• _Dataset records_
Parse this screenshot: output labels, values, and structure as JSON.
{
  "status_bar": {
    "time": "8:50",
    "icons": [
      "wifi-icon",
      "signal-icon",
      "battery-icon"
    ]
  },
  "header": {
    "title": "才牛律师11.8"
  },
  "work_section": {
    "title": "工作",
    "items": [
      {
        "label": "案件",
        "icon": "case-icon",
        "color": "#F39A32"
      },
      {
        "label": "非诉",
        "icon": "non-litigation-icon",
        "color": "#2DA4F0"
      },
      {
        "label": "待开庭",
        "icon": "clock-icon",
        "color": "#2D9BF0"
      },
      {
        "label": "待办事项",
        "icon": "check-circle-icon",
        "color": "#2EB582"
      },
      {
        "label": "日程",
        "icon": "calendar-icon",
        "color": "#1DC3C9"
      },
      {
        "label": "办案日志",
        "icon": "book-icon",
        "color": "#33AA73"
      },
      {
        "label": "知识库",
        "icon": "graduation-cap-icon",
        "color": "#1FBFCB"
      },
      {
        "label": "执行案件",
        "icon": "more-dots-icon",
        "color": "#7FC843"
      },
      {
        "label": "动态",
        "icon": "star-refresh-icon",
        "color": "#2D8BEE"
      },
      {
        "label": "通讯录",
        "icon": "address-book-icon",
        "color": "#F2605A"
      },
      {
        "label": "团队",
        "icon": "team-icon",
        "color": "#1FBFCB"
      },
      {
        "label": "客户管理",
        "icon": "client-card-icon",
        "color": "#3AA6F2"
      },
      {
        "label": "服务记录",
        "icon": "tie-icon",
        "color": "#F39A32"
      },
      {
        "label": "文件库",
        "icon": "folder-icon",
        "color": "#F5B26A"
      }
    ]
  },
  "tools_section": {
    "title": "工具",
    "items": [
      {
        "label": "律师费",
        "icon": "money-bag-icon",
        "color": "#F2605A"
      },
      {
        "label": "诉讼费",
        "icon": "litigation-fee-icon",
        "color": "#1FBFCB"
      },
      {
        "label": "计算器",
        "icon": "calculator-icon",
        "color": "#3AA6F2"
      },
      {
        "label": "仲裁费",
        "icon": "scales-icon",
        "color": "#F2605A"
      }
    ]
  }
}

• _Challenge_
Word for word, restate all of the data shown above.

• _Right answer_
Parse this screenshot: output labels, values, and structure as JSON.
{
  "status_bar": {
    "time": "8:50",
    "icons": [
      "wifi-icon",
      "signal-icon",
      "battery-icon"
    ]
  },
  "header": {
    "title": "才牛律师11.8"
  },
  "work_section": {
    "title": "工作",
    "items": [
      {
        "label": "案件",
        "icon": "case-icon",
        "color": "#F39A32"
      },
      {
        "label": "非诉",
        "icon": "non-litigation-icon",
        "color": "#2DA4F0"
      },
      {
        "label": "待开庭",
        "icon": "clock-icon",
        "color": "#2D9BF0"
      },
      {
        "label": "待办事项",
        "icon": "check-circle-icon",
        "color": "#2EB582"
      },
      {
        "label": "日程",
        "icon": "calendar-icon",
        "color": "#1DC3C9"
      },
      {
        "label": "办案日志",
        "icon": "book-icon",
        "color": "#33AA73"
      },
      {
        "label": "知识库",
        "icon": "graduation-cap-icon",
        "color": "#1FBFCB"
      },
      {
        "label": "执行案件",
        "icon": "more-dots-icon",
        "color": "#7FC843"
      },
      {
        "label": "动态",
        "icon": "star-refresh-icon",
        "color": "#2D8BEE"
      },
      {
        "label": "通讯录",
        "icon": "address-book-icon",
        "color": "#F2605A"
      },
      {
        "label": "团队",
        "icon": "team-icon",
        "color": "#1FBFCB"
      },
      {
        "label": "客户管理",
        "icon": "client-card-icon",
        "color": "#3AA6F2"
      },
      {
        "label": "服务记录",
        "icon": "tie-icon",
        "color": "#F39A32"
      },
      {
        "label": "文件库",
        "icon": "folder-icon",
        "color": "#F5B26A"
      }
    ]
  },
  "tools_section": {
    "title": "工具",
    "items": [
      {
        "label": "律师费",
        "icon": "money-bag-icon",
        "color": "#F2605A"
      },
      {
        "label": "诉讼费",
        "icon": "litigation-fee-icon",
        "color": "#1FBFCB"
      },
      {
        "label": "计算器",
        "icon": "calculator-icon",
        "color": "#3AA6F2"
      },
      {
        "label": "仲裁费",
        "icon": "scales-icon",
        "color": "#F2605A"
      }
    ]
  }
}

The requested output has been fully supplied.